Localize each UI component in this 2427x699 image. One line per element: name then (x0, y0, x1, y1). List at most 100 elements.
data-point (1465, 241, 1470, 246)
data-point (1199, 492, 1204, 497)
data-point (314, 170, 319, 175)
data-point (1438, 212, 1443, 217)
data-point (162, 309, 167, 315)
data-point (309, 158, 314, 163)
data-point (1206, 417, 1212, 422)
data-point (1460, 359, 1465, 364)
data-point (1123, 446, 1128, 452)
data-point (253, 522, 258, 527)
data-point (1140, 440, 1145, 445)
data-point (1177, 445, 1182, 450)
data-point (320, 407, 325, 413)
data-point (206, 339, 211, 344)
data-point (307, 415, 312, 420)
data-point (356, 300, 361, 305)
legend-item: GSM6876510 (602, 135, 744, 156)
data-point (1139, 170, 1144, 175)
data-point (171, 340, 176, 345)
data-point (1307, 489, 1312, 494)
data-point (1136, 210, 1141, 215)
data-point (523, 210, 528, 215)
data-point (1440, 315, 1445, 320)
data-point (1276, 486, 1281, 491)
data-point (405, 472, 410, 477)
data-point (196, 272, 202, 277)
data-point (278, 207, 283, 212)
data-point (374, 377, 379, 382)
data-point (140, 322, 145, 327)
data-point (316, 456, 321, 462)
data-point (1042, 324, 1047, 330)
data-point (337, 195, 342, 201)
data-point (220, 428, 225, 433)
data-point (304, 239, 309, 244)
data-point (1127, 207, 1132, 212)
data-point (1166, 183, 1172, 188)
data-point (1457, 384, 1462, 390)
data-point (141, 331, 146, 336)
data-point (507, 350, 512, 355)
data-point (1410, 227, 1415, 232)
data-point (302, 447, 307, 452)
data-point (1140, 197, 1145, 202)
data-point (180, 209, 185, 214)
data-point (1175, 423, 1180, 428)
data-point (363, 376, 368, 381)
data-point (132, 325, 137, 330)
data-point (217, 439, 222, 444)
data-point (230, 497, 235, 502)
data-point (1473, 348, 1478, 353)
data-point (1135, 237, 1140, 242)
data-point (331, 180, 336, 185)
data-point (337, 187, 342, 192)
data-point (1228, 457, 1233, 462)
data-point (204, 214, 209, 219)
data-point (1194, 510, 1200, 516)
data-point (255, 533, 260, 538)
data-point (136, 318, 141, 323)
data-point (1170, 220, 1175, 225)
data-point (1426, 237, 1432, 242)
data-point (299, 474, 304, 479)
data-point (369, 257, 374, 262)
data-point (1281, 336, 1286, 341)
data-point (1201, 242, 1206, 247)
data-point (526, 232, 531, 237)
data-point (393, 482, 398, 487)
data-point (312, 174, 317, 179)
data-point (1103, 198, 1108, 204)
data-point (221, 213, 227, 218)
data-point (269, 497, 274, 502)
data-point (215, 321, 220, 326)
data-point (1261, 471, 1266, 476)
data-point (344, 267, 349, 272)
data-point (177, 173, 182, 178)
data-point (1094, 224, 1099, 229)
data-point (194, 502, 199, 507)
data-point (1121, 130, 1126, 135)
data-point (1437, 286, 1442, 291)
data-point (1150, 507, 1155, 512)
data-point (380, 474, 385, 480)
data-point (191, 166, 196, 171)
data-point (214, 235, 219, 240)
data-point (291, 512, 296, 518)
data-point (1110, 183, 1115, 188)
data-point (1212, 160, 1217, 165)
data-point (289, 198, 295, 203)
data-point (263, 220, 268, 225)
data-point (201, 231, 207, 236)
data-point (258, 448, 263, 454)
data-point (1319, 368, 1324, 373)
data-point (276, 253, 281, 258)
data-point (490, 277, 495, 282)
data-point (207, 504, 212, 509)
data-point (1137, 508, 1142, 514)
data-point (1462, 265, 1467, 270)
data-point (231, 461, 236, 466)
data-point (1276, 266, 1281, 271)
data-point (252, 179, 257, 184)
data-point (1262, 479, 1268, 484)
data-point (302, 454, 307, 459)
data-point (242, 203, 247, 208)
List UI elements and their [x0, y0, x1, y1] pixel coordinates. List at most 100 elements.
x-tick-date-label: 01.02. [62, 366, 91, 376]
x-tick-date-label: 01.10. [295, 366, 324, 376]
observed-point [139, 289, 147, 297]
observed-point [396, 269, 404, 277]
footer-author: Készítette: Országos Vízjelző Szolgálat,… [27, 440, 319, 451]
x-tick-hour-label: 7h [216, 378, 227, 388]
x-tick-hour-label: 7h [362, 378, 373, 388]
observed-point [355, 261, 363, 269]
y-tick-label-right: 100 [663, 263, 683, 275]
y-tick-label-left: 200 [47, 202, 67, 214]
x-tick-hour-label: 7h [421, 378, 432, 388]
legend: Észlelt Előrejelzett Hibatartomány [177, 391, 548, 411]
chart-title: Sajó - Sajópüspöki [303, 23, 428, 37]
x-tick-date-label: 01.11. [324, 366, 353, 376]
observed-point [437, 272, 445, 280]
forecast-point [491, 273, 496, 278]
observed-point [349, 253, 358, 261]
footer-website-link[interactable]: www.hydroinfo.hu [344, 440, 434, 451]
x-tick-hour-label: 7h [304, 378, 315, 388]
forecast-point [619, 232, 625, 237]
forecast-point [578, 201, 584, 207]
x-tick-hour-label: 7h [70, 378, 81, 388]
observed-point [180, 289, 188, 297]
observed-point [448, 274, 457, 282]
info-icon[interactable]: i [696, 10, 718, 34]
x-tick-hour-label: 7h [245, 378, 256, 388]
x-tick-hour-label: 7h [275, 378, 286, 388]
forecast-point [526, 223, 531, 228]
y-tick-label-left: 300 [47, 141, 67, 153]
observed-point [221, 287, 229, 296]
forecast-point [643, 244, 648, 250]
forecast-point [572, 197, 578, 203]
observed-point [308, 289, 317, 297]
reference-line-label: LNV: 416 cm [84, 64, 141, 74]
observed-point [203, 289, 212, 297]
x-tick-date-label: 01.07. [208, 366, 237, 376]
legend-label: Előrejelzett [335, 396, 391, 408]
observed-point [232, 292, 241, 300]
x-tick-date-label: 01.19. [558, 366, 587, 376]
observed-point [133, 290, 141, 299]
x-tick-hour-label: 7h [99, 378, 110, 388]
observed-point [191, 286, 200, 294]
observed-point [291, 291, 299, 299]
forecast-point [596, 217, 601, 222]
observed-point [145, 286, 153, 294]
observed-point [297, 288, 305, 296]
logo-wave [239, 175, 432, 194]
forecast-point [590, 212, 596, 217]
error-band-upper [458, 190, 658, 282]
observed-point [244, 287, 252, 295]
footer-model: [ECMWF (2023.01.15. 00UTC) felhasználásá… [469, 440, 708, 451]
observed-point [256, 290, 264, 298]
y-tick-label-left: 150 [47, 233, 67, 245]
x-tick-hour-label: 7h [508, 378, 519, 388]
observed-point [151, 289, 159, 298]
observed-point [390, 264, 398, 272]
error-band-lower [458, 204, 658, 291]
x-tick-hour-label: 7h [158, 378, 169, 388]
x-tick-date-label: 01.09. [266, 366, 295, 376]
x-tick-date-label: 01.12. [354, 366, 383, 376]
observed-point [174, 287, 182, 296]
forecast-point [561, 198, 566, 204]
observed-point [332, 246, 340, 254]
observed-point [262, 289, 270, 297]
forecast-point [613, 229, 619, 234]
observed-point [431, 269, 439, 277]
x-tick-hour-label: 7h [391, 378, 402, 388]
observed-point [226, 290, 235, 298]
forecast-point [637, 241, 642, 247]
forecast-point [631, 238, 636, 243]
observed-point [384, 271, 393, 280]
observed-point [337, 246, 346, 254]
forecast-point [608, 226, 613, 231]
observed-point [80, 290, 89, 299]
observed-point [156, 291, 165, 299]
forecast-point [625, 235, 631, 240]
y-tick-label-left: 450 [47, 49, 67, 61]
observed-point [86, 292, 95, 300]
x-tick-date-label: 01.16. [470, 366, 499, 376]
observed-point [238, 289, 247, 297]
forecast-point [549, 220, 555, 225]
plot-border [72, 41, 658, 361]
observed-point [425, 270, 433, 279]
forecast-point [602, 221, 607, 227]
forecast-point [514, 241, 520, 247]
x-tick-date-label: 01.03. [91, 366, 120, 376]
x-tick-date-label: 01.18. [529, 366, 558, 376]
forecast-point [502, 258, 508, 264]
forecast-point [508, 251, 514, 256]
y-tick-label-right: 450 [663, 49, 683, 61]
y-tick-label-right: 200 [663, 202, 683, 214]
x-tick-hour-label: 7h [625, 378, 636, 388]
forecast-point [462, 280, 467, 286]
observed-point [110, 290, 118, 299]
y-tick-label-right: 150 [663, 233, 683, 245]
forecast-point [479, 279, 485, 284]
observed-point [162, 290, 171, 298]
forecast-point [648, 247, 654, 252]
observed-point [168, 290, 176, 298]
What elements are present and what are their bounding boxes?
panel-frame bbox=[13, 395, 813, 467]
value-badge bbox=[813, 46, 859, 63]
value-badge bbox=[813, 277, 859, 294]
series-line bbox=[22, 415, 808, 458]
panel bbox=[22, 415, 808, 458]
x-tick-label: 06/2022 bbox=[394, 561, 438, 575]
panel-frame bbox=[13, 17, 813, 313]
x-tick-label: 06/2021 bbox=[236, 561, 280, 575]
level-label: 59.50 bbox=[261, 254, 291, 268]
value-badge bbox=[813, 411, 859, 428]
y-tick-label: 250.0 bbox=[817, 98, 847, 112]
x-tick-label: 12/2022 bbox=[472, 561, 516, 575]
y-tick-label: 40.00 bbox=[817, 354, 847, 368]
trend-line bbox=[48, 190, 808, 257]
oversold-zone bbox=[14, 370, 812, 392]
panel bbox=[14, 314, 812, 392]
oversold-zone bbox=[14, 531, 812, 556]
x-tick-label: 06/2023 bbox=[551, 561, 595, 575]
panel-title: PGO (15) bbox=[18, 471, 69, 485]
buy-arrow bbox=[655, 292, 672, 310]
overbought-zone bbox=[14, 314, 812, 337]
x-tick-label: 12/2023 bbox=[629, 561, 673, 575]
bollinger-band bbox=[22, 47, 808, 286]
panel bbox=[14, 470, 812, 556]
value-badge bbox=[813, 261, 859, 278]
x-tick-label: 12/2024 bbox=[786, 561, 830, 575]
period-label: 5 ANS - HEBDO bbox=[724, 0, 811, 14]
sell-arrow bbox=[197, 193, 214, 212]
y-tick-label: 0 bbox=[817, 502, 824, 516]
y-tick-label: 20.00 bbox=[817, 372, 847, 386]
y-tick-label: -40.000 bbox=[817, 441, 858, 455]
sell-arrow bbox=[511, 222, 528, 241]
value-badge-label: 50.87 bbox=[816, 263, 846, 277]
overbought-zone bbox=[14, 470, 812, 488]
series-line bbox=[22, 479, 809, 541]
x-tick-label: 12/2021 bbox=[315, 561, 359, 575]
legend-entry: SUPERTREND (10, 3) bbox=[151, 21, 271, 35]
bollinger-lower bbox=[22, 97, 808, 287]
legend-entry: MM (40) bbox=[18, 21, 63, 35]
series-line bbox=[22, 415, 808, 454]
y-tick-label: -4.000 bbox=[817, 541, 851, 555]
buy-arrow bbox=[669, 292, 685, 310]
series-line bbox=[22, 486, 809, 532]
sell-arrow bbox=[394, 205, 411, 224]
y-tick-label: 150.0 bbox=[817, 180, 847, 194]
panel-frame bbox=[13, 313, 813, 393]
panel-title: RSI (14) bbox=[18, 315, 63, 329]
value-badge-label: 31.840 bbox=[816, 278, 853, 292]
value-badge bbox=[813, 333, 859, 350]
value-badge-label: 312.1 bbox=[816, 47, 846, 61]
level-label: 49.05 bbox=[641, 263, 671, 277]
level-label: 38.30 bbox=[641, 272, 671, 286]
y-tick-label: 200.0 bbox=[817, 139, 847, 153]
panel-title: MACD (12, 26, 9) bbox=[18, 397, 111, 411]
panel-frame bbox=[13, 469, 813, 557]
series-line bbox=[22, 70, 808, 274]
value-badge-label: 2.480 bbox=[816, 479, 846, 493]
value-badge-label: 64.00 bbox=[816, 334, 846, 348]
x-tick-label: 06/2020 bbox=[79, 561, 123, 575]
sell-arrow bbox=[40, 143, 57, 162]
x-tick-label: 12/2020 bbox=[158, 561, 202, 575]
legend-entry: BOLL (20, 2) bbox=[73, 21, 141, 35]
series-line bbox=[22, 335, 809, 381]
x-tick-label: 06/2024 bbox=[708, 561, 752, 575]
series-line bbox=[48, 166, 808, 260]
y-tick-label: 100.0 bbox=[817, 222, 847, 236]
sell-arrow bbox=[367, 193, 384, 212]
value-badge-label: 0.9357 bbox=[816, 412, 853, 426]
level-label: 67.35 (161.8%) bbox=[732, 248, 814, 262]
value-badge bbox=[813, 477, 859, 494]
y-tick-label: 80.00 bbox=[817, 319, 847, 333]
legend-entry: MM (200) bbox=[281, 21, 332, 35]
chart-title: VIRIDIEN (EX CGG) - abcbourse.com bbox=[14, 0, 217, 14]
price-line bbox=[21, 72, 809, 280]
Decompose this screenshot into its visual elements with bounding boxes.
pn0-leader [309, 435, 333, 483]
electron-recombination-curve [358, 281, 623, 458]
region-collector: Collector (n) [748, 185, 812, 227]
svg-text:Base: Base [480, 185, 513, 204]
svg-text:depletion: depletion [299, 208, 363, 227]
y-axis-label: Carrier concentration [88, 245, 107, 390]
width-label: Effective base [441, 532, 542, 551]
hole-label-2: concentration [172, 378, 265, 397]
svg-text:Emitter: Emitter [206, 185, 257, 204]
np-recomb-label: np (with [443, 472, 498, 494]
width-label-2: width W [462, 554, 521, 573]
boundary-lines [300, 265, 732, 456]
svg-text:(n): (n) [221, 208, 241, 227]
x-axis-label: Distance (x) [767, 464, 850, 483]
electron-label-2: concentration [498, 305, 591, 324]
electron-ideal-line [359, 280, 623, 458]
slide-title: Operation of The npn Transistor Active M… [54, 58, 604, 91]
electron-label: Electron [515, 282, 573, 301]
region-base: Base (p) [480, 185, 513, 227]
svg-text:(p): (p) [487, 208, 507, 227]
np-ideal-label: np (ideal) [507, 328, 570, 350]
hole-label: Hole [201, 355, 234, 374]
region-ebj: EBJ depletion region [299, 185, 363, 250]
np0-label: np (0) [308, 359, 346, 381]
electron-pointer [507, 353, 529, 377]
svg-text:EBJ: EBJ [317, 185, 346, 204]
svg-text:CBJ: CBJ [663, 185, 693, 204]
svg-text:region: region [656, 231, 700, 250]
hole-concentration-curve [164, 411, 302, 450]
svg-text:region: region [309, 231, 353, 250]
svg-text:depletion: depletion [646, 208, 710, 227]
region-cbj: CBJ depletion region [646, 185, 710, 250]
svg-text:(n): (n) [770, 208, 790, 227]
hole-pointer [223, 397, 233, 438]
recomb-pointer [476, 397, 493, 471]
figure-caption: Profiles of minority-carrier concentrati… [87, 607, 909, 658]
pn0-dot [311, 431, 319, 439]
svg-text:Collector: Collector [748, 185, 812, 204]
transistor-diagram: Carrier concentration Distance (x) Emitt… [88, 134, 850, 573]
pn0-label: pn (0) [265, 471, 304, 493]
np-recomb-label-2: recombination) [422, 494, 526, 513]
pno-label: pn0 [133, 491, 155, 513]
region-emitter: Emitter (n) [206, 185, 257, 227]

=-=-=

Copy everything from the start of the material down through the line containing "data-point (1140, 440, 1145, 445)", renaming "data-point" to "marker" and leaving all else unchanged.

_PROBLEM SOLUTION_
Localize each UI component in this 2427x699 image. One line per element: name then (x0, y0, x1, y1). List at most 100 elements.
marker (1465, 241, 1470, 246)
marker (1199, 492, 1204, 497)
marker (314, 170, 319, 175)
marker (1438, 212, 1443, 217)
marker (162, 309, 167, 315)
marker (309, 158, 314, 163)
marker (1206, 417, 1212, 422)
marker (1460, 359, 1465, 364)
marker (1123, 446, 1128, 452)
marker (253, 522, 258, 527)
marker (1140, 440, 1145, 445)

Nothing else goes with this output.